Saved entries
+===+

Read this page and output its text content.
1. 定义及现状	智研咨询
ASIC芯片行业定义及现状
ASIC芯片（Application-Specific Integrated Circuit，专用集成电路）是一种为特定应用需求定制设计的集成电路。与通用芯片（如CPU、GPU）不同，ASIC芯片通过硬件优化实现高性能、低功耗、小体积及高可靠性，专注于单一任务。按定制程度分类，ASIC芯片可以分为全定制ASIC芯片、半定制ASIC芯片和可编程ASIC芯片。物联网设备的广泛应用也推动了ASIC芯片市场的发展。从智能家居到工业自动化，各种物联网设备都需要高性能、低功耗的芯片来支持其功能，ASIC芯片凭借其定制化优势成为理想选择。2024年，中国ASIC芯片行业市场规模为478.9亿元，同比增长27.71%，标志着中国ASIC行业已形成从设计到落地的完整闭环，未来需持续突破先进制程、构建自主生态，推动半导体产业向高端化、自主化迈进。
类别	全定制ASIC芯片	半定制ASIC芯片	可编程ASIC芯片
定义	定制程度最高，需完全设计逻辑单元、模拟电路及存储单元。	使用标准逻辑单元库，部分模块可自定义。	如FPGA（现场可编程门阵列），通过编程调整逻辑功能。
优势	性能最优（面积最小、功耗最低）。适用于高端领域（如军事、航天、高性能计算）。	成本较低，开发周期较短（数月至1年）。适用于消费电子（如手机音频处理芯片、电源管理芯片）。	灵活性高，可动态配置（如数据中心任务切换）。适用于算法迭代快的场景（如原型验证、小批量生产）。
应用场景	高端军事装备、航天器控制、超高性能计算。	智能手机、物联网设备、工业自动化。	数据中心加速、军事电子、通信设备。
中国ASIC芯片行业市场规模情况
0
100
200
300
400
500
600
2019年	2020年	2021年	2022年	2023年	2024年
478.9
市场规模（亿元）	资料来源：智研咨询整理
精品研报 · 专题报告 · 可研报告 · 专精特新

+===+

### TASK DETAILS
Take the entries and copy them out exactly.

### RESULT BELOW
Read this page and output its text content.
1. 定义及现状	智研咨询
ASIC芯片行业定义及现状
ASIC芯片（Application-Specific Integrated Circuit，专用集成电路）是一种为特定应用需求定制设计的集成电路。与通用芯片（如CPU、GPU）不同，ASIC芯片通过硬件优化实现高性能、低功耗、小体积及高可靠性，专注于单一任务。按定制程度分类，ASIC芯片可以分为全定制ASIC芯片、半定制ASIC芯片和可编程ASIC芯片。物联网设备的广泛应用也推动了ASIC芯片市场的发展。从智能家居到工业自动化，各种物联网设备都需要高性能、低功耗的芯片来支持其功能，ASIC芯片凭借其定制化优势成为理想选择。2024年，中国ASIC芯片行业市场规模为478.9亿元，同比增长27.71%，标志着中国ASIC行业已形成从设计到落地的完整闭环，未来需持续突破先进制程、构建自主生态，推动半导体产业向高端化、自主化迈进。
类别	全定制ASIC芯片	半定制ASIC芯片	可编程ASIC芯片
定义	定制程度最高，需完全设计逻辑单元、模拟电路及存储单元。	使用标准逻辑单元库，部分模块可自定义。	如FPGA（现场可编程门阵列），通过编程调整逻辑功能。
优势	性能最优（面积最小、功耗最低）。适用于高端领域（如军事、航天、高性能计算）。	成本较低，开发周期较短（数月至1年）。适用于消费电子（如手机音频处理芯片、电源管理芯片）。	灵活性高，可动态配置（如数据中心任务切换）。适用于算法迭代快的场景（如原型验证、小批量生产）。
应用场景	高端军事装备、航天器控制、超高性能计算。	智能手机、物联网设备、工业自动化。	数据中心加速、军事电子、通信设备。
中国ASIC芯片行业市场规模情况
0
100
200
300
400
500
600
2019年	2020年	2021年	2022年	2023年	2024年
478.9
市场规模（亿元）	资料来源：智研咨询整理
精品研报 · 专题报告 · 可研报告 · 专精特新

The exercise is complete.